[Data entries]
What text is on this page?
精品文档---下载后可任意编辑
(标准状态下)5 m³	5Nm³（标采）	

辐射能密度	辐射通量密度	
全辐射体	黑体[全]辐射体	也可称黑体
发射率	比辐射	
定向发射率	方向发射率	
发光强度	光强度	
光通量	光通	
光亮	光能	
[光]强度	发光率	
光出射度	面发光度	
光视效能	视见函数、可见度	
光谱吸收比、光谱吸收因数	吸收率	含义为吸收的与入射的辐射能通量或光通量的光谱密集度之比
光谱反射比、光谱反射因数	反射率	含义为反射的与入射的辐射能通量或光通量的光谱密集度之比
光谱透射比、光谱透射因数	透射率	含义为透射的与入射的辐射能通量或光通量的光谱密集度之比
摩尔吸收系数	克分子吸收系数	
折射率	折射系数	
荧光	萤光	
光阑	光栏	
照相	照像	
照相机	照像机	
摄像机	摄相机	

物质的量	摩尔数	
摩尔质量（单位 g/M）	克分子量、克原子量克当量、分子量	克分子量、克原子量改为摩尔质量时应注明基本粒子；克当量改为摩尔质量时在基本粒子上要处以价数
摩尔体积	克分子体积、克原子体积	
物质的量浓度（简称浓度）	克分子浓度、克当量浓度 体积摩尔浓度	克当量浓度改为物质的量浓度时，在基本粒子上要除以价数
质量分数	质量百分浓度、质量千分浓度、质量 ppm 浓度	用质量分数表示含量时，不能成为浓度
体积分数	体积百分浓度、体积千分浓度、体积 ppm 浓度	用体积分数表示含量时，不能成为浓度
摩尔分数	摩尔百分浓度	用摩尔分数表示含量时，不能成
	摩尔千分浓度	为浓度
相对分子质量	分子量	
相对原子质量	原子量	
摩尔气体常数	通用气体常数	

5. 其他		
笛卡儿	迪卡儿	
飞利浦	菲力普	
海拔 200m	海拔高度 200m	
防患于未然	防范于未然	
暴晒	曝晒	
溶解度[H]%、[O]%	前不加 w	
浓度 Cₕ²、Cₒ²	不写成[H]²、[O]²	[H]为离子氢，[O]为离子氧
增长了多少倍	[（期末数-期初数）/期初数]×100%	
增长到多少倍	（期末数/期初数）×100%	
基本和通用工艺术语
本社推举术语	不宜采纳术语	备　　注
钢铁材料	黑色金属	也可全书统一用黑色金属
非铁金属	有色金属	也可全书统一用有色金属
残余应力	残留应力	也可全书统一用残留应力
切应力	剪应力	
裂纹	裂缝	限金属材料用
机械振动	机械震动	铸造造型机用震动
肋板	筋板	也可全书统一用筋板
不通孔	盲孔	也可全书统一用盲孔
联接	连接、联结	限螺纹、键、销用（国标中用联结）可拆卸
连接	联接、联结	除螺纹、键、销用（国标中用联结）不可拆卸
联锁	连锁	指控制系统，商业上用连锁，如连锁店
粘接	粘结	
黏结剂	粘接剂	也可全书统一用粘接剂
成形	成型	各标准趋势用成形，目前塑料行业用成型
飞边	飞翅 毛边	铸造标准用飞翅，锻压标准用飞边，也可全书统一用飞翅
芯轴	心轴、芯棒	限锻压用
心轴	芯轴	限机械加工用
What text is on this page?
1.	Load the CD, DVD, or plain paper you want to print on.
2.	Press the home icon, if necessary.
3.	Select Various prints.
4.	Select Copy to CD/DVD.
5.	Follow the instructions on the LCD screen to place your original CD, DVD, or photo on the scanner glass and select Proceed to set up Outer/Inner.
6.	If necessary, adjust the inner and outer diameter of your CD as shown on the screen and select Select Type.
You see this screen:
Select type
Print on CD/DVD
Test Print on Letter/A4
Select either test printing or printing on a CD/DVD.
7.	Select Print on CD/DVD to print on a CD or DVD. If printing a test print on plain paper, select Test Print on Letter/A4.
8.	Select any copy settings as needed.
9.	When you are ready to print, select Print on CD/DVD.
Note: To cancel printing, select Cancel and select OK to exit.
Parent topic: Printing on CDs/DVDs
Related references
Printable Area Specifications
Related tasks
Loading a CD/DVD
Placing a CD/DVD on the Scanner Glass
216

[WHAT THE TASK ASKS] Every record above should be copied exactly.

[WRITTEN RESPONSE]
What text is on this page?
精品文档---下载后可任意编辑
(标准状态下)5 m³	5Nm³（标采）	

辐射能密度	辐射通量密度	
全辐射体	黑体[全]辐射体	也可称黑体
发射率	比辐射	
定向发射率	方向发射率	
发光强度	光强度	
光通量	光通	
光亮	光能	
[光]强度	发光率	
光出射度	面发光度	
光视效能	视见函数、可见度	
光谱吸收比、光谱吸收因数	吸收率	含义为吸收的与入射的辐射能通量或光通量的光谱密集度之比
光谱反射比、光谱反射因数	反射率	含义为反射的与入射的辐射能通量或光通量的光谱密集度之比
光谱透射比、光谱透射因数	透射率	含义为透射的与入射的辐射能通量或光通量的光谱密集度之比
摩尔吸收系数	克分子吸收系数	
折射率	折射系数	
荧光	萤光	
光阑	光栏	
照相	照像	
照相机	照像机	
摄像机	摄相机	

物质的量	摩尔数	
摩尔质量（单位 g/M）	克分子量、克原子量克当量、分子量	克分子量、克原子量改为摩尔质量时应注明基本粒子；克当量改为摩尔质量时在基本粒子上要处以价数
摩尔体积	克分子体积、克原子体积	
物质的量浓度（简称浓度）	克分子浓度、克当量浓度 体积摩尔浓度	克当量浓度改为物质的量浓度时，在基本粒子上要除以价数
质量分数	质量百分浓度、质量千分浓度、质量 ppm 浓度	用质量分数表示含量时，不能成为浓度
体积分数	体积百分浓度、体积千分浓度、体积 ppm 浓度	用体积分数表示含量时，不能成为浓度
摩尔分数	摩尔百分浓度	用摩尔分数表示含量时，不能成
	摩尔千分浓度	为浓度
相对分子质量	分子量	
相对原子质量	原子量	
摩尔气体常数	通用气体常数	

5. 其他		
笛卡儿	迪卡儿	
飞利浦	菲力普	
海拔 200m	海拔高度 200m	
防患于未然	防范于未然	
暴晒	曝晒	
溶解度[H]%、[O]%	前不加 w	
浓度 Cₕ²、Cₒ²	不写成[H]²、[O]²	[H]为离子氢，[O]为离子氧
增长了多少倍	[（期末数-期初数）/期初数]×100%	
增长到多少倍	（期末数/期初数）×100%	
基本和通用工艺术语
本社推举术语	不宜采纳术语	备　　注
钢铁材料	黑色金属	也可全书统一用黑色金属
非铁金属	有色金属	也可全书统一用有色金属
残余应力	残留应力	也可全书统一用残留应力
切应力	剪应力	
裂纹	裂缝	限金属材料用
机械振动	机械震动	铸造造型机用震动
肋板	筋板	也可全书统一用筋板
不通孔	盲孔	也可全书统一用盲孔
联接	连接、联结	限螺纹、键、销用（国标中用联结）可拆卸
连接	联接、联结	除螺纹、键、销用（国标中用联结）不可拆卸
联锁	连锁	指控制系统，商业上用连锁，如连锁店
粘接	粘结	
黏结剂	粘接剂	也可全书统一用粘接剂
成形	成型	各标准趋势用成形，目前塑料行业用成型
飞边	飞翅 毛边	铸造标准用飞翅，锻压标准用飞边，也可全书统一用飞翅
芯轴	心轴、芯棒	限锻压用
心轴	芯轴	限机械加工用
What text is on this page?
1.	Load the CD, DVD, or plain paper you want to print on.
2.	Press the home icon, if necessary.
3.	Select Various prints.
4.	Select Copy to CD/DVD.
5.	Follow the instructions on the LCD screen to place your original CD, DVD, or photo on the scanner glass and select Proceed to set up Outer/Inner.
6.	If necessary, adjust the inner and outer diameter of your CD as shown on the screen and select Select Type.
You see this screen:
Select type
Print on CD/DVD
Test Print on Letter/A4
Select either test printing or printing on a CD/DVD.
7.	Select Print on CD/DVD to print on a CD or DVD. If printing a test print on plain paper, select Test Print on Letter/A4.
8.	Select any copy settings as needed.
9.	When you are ready to print, select Print on CD/DVD.
Note: To cancel printing, select Cancel and select OK to exit.
Parent topic: Printing on CDs/DVDs
Related references
Printable Area Specifications
Related tasks
Loading a CD/DVD
Placing a CD/DVD on the Scanner Glass
216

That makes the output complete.